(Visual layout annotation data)
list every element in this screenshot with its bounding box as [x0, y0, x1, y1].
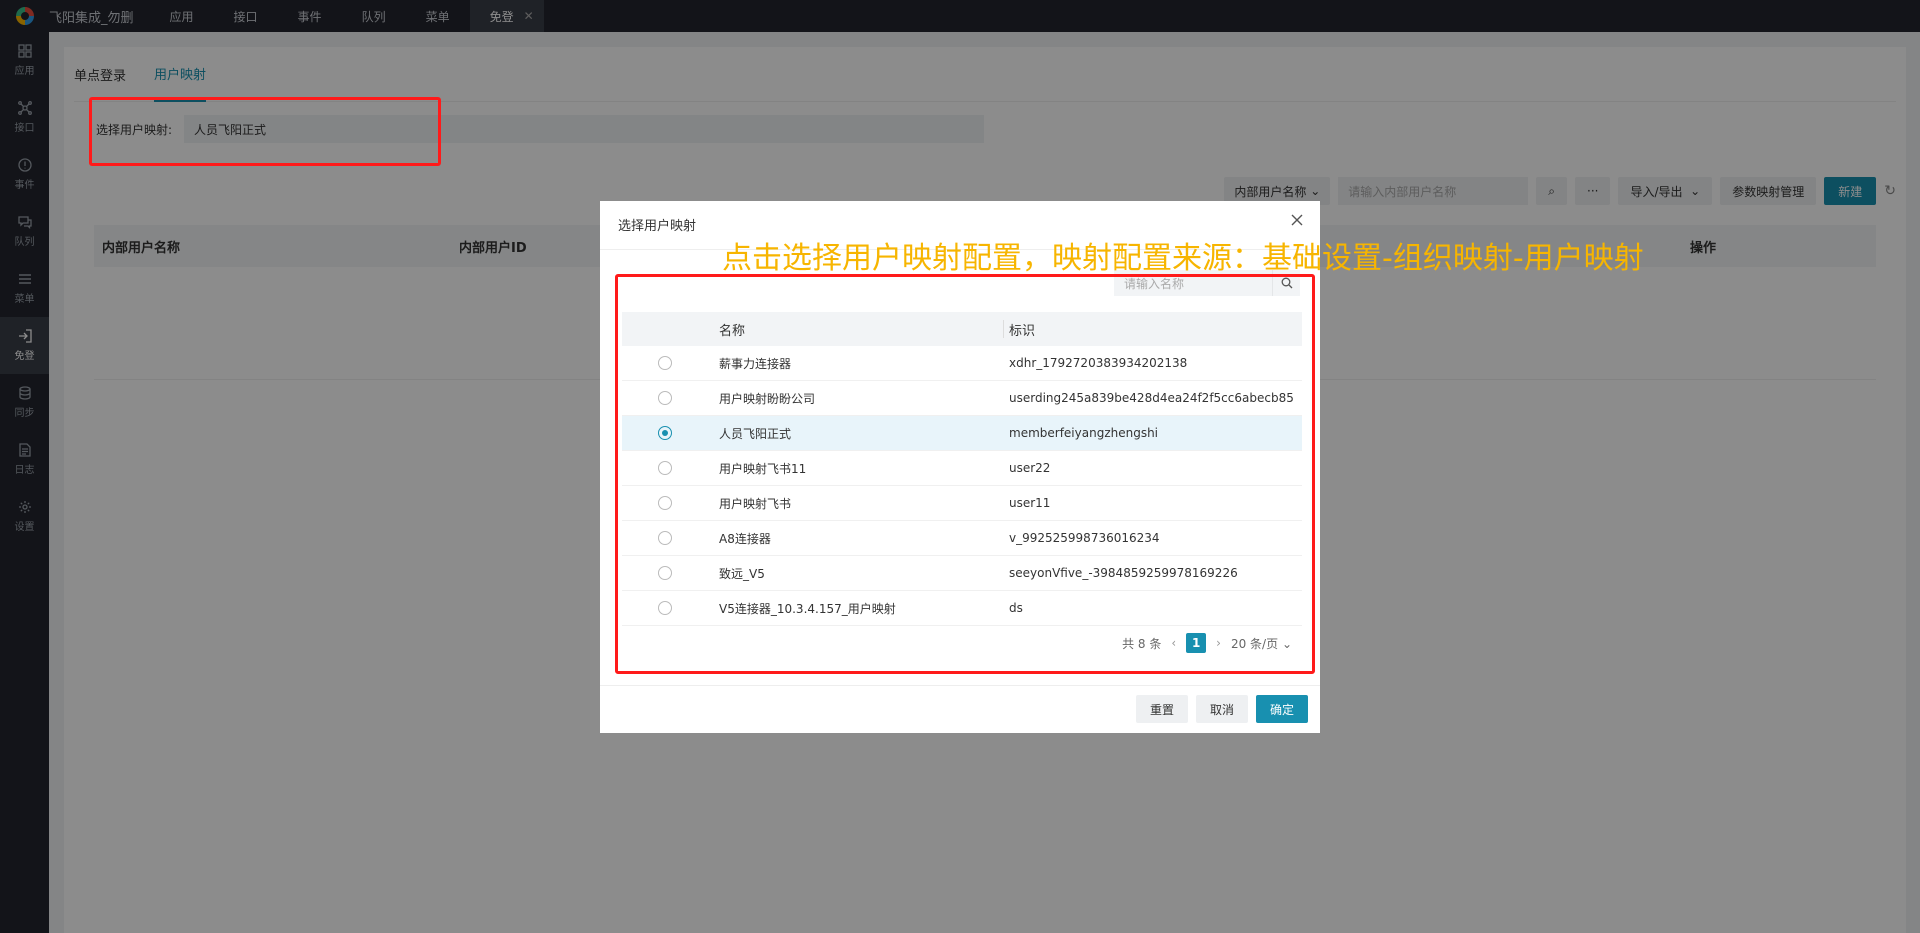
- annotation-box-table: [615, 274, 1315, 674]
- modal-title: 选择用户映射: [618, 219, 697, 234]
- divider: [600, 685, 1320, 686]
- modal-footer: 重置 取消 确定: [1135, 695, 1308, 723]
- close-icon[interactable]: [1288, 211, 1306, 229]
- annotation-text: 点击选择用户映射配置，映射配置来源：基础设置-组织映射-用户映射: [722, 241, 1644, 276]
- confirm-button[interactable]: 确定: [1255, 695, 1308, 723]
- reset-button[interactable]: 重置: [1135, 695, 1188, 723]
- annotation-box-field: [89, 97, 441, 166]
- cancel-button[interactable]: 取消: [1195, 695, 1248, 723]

▶ [Your goal]
Rewrite the rows above with "interactable" replaced by "clickable" wherever it appears, changing nothing else. Leave out the picture lines.

▶ [Problem solution]
list every element in this screenshot with its bounding box as [x0, y0, x1, y1].
- annotation-box-table: [615, 274, 1315, 674]
- modal-title: 选择用户映射: [618, 219, 697, 234]
- divider: [600, 685, 1320, 686]
- modal-footer: 重置 取消 确定: [1135, 695, 1308, 723]
- close-icon[clickable]: [1288, 211, 1306, 229]
- annotation-text: 点击选择用户映射配置，映射配置来源：基础设置-组织映射-用户映射: [722, 241, 1644, 276]
- confirm-button[clickable]: 确定: [1255, 695, 1308, 723]
- reset-button[clickable]: 重置: [1135, 695, 1188, 723]
- annotation-box-field: [89, 97, 441, 166]
- cancel-button[clickable]: 取消: [1195, 695, 1248, 723]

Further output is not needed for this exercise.